Work to complete: Single out the lines of the material that contain "ГКУГС" and copy them.

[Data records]
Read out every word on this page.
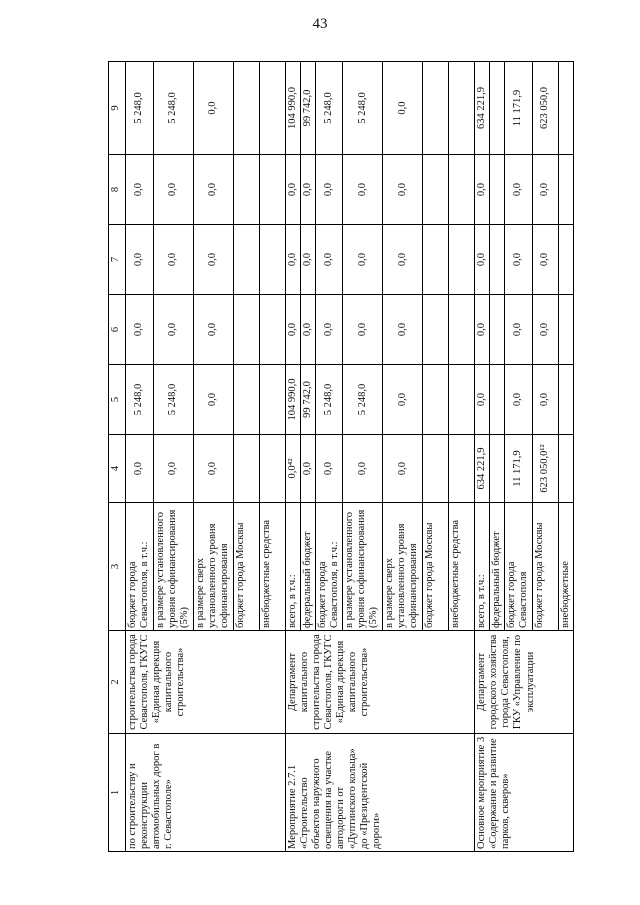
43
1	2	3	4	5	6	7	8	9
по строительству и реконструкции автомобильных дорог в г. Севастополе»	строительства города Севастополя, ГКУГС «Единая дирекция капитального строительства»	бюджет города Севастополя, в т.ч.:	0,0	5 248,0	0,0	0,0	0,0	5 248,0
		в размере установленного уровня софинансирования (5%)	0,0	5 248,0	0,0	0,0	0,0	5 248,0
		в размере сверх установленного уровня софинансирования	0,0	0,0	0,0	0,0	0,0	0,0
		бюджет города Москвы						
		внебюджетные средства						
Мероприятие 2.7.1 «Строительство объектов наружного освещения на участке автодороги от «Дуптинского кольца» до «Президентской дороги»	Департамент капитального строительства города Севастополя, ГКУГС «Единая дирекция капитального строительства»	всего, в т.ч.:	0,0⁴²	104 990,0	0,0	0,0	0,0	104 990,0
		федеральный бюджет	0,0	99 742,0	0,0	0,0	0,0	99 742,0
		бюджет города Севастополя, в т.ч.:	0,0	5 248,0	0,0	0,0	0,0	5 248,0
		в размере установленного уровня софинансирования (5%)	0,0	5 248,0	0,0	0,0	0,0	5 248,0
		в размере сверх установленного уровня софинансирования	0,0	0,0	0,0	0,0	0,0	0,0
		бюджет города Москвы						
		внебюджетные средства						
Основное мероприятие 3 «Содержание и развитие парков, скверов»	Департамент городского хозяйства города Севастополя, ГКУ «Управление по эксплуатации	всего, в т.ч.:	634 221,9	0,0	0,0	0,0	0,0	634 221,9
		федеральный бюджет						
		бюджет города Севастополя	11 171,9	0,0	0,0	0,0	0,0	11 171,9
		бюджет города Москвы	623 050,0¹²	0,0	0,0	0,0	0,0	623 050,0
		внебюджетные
--
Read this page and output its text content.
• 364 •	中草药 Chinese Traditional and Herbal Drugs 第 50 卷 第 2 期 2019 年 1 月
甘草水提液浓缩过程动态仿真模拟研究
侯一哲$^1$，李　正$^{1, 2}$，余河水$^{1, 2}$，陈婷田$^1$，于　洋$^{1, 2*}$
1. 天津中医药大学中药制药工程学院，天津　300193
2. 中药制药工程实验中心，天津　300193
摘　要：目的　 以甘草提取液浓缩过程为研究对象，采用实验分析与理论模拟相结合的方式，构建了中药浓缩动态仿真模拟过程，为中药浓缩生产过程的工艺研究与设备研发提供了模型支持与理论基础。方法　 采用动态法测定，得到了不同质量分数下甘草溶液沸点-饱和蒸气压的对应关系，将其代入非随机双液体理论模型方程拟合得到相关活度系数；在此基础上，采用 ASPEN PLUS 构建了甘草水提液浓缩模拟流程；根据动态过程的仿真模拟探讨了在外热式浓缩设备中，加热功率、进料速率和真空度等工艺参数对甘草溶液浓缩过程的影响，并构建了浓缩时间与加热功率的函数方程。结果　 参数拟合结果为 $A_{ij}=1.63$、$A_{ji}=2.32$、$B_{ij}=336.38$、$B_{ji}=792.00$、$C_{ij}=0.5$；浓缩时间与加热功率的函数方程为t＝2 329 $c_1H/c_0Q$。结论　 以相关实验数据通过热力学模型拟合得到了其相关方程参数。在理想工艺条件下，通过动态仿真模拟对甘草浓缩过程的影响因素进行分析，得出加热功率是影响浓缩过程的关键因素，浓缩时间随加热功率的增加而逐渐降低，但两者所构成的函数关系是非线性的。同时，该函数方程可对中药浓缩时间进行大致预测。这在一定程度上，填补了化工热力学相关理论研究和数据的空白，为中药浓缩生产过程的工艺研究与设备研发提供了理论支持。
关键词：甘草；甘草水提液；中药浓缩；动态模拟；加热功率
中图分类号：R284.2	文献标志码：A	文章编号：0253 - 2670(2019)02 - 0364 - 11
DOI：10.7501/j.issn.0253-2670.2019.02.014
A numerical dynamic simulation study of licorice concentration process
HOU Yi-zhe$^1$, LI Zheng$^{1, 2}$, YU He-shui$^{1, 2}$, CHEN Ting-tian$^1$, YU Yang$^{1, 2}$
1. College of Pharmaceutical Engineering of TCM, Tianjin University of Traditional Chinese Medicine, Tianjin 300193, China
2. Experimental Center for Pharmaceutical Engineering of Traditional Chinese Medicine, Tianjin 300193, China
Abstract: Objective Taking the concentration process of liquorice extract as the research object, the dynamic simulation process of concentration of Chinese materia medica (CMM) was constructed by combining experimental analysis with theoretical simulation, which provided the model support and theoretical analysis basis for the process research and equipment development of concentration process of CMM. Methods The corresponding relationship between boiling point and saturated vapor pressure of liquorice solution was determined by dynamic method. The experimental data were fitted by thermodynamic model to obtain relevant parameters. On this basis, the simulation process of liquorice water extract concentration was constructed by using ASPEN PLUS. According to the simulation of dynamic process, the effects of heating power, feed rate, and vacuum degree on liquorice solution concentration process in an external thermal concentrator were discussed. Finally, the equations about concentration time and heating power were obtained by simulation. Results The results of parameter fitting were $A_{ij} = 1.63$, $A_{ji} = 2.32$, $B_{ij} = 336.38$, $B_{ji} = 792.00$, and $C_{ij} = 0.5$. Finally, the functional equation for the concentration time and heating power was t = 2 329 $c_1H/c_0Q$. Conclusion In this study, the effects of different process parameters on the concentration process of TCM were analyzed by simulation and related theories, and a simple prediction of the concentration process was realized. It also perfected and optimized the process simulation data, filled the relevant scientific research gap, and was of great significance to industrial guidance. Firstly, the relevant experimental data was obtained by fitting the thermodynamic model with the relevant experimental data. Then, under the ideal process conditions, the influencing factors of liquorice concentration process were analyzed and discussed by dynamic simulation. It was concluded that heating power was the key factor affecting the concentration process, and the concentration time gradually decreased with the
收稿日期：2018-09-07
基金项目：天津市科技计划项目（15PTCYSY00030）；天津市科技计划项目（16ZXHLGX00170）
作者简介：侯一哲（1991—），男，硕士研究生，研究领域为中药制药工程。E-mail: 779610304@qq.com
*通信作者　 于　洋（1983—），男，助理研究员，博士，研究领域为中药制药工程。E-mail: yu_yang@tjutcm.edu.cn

Written reply:
по строительству и реконструкции автомобильных дорог в г. Севастополе»	строительства города Севастополя, ГКУГС «Единая дирекция капитального строительства»	бюджет города Севастополя, в т.ч.:	0,0	5 248,0	0,0	0,0	0,0	5 248,0
Мероприятие 2.7.1 «Строительство объектов наружного освещения на участке автодороги от «Дуптинского кольца» до «Президентской дороги»	Департамент капитального строительства города Севастополя, ГКУГС «Единая дирекция капитального строительства»	всего, в т.ч.:	0,0⁴²	104 990,0	0,0	0,0	0,0	104 990,0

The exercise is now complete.